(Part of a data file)
+++++
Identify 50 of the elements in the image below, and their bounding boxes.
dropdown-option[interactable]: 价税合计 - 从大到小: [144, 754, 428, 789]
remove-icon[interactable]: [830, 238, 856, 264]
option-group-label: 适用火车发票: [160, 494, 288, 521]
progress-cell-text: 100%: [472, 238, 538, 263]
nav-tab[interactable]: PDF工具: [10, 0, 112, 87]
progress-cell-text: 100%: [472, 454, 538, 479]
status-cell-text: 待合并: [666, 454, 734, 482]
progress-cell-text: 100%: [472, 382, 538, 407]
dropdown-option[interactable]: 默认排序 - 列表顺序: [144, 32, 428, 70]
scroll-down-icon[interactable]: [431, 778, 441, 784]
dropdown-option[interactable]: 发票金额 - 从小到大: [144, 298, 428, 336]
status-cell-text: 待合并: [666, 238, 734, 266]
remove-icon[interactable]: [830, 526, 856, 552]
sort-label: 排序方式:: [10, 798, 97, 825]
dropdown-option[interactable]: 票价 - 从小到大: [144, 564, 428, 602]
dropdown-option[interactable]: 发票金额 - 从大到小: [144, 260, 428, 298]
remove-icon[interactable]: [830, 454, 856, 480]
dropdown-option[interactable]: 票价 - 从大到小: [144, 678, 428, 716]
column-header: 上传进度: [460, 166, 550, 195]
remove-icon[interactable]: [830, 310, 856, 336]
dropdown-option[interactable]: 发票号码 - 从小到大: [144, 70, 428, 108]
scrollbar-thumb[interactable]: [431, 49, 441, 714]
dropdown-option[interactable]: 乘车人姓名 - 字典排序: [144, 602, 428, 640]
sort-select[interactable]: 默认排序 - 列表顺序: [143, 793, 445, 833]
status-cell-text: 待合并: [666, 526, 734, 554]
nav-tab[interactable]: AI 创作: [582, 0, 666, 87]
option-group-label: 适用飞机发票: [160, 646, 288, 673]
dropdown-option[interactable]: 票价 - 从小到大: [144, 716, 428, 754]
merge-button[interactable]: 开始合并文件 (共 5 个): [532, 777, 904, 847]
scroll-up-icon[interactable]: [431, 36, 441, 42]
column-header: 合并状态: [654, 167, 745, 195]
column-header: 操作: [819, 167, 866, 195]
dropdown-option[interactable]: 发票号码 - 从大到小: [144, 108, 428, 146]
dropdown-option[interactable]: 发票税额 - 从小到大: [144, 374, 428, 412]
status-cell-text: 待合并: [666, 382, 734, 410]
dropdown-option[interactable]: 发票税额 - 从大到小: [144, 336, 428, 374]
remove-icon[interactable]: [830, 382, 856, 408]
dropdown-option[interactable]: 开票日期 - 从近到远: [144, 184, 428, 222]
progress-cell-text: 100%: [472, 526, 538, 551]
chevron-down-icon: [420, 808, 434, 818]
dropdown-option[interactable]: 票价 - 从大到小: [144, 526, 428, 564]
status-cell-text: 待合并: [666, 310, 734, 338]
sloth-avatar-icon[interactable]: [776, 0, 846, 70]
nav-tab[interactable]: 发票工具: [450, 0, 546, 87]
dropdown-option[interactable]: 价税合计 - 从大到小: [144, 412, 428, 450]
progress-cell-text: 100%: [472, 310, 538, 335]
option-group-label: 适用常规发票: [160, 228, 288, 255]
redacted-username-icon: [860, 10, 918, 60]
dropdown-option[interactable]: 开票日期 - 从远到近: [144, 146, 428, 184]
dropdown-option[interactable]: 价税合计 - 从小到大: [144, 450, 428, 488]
+++++
Problem: Show every line above that contains the string "开票日期", matching case exactly.

Output of the task:
dropdown-option[interactable]: 开票日期 - 从近到远: [144, 184, 428, 222]
dropdown-option[interactable]: 开票日期 - 从远到近: [144, 146, 428, 184]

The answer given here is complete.